[Extracted data entries]
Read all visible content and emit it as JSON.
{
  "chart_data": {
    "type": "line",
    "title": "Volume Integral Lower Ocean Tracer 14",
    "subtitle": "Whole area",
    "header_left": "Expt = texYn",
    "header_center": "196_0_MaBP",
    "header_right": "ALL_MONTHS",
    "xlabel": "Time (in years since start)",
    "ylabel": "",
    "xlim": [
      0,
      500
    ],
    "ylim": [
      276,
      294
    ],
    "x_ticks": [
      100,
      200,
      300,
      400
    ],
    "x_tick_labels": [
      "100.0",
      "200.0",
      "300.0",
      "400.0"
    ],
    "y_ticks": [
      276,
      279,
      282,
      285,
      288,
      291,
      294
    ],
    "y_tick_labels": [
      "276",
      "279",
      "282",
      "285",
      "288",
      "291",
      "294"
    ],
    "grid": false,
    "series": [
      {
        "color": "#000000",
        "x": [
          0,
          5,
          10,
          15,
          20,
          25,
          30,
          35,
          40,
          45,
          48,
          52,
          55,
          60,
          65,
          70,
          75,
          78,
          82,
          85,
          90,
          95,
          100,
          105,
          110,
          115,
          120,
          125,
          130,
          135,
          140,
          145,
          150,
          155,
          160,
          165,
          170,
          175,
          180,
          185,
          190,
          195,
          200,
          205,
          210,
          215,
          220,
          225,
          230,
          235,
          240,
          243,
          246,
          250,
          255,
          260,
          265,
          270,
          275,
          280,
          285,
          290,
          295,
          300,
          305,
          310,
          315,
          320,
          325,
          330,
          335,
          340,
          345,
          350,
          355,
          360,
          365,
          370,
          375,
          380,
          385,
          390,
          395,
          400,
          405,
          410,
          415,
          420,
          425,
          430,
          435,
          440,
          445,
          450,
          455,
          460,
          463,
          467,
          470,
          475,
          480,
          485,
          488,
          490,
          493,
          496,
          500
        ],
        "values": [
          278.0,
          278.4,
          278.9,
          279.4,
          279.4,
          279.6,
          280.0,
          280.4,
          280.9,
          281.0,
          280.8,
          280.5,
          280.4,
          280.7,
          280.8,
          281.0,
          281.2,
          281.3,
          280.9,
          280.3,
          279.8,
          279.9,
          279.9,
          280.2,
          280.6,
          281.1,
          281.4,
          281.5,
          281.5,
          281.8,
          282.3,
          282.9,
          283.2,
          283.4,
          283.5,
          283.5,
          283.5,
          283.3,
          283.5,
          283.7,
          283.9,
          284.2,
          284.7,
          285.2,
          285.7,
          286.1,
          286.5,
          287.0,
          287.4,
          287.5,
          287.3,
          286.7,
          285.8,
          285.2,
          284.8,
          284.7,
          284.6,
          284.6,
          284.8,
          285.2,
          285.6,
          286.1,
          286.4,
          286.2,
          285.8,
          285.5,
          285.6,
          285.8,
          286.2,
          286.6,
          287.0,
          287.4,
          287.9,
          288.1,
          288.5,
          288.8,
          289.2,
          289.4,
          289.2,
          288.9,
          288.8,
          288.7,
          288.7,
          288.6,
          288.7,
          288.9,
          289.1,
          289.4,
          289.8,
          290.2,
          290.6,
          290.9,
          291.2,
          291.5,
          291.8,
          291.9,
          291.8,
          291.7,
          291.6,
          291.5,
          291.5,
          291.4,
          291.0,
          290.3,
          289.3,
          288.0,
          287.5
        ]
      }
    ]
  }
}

[WHAT IS EXPECTED]: Please quote the data above in full, with no line missing.

[THE REPLY]:
Read all visible content and emit it as JSON.
{
  "chart_data": {
    "type": "line",
    "title": "Volume Integral Lower Ocean Tracer 14",
    "subtitle": "Whole area",
    "header_left": "Expt = texYn",
    "header_center": "196_0_MaBP",
    "header_right": "ALL_MONTHS",
    "xlabel": "Time (in years since start)",
    "ylabel": "",
    "xlim": [
      0,
      500
    ],
    "ylim": [
      276,
      294
    ],
    "x_ticks": [
      100,
      200,
      300,
      400
    ],
    "x_tick_labels": [
      "100.0",
      "200.0",
      "300.0",
      "400.0"
    ],
    "y_ticks": [
      276,
      279,
      282,
      285,
      288,
      291,
      294
    ],
    "y_tick_labels": [
      "276",
      "279",
      "282",
      "285",
      "288",
      "291",
      "294"
    ],
    "grid": false,
    "series": [
      {
        "color": "#000000",
        "x": [
          0,
          5,
          10,
          15,
          20,
          25,
          30,
          35,
          40,
          45,
          48,
          52,
          55,
          60,
          65,
          70,
          75,
          78,
          82,
          85,
          90,
          95,
          100,
          105,
          110,
          115,
          120,
          125,
          130,
          135,
          140,
          145,
          150,
          155,
          160,
          165,
          170,
          175,
          180,
          185,
          190,
          195,
          200,
          205,
          210,
          215,
          220,
          225,
          230,
          235,
          240,
          243,
          246,
          250,
          255,
          260,
          265,
          270,
          275,
          280,
          285,
          290,
          295,
          300,
          305,
          310,
          315,
          320,
          325,
          330,
          335,
          340,
          345,
          350,
          355,
          360,
          365,
          370,
          375,
          380,
          385,
          390,
          395,
          400,
          405,
          410,
          415,
          420,
          425,
          430,
          435,
          440,
          445,
          450,
          455,
          460,
          463,
          467,
          470,
          475,
          480,
          485,
          488,
          490,
          493,
          496,
          500
        ],
        "values": [
          278.0,
          278.4,
          278.9,
          279.4,
          279.4,
          279.6,
          280.0,
          280.4,
          280.9,
          281.0,
          280.8,
          280.5,
          280.4,
          280.7,
          280.8,
          281.0,
          281.2,
          281.3,
          280.9,
          280.3,
          279.8,
          279.9,
          279.9,
          280.2,
          280.6,
          281.1,
          281.4,
          281.5,
          281.5,
          281.8,
          282.3,
          282.9,
          283.2,
          283.4,
          283.5,
          283.5,
          283.5,
          283.3,
          283.5,
          283.7,
          283.9,
          284.2,
          284.7,
          285.2,
          285.7,
          286.1,
          286.5,
          287.0,
          287.4,
          287.5,
          287.3,
          286.7,
          285.8,
          285.2,
          284.8,
          284.7,
          284.6,
          284.6,
          284.8,
          285.2,
          285.6,
          286.1,
          286.4,
          286.2,
          285.8,
          285.5,
          285.6,
          285.8,
          286.2,
          286.6,
          287.0,
          287.4,
          287.9,
          288.1,
          288.5,
          288.8,
          289.2,
          289.4,
          289.2,
          288.9,
          288.8,
          288.7,
          288.7,
          288.6,
          288.7,
          288.9,
          289.1,
          289.4,
          289.8,
          290.2,
          290.6,
          290.9,
          291.2,
          291.5,
          291.8,
          291.9,
          291.8,
          291.7,
          291.6,
          291.5,
          291.5,
          291.4,
          291.0,
          290.3,
          289.3,
          288.0,
          287.5
        ]
      }
    ]
  }
}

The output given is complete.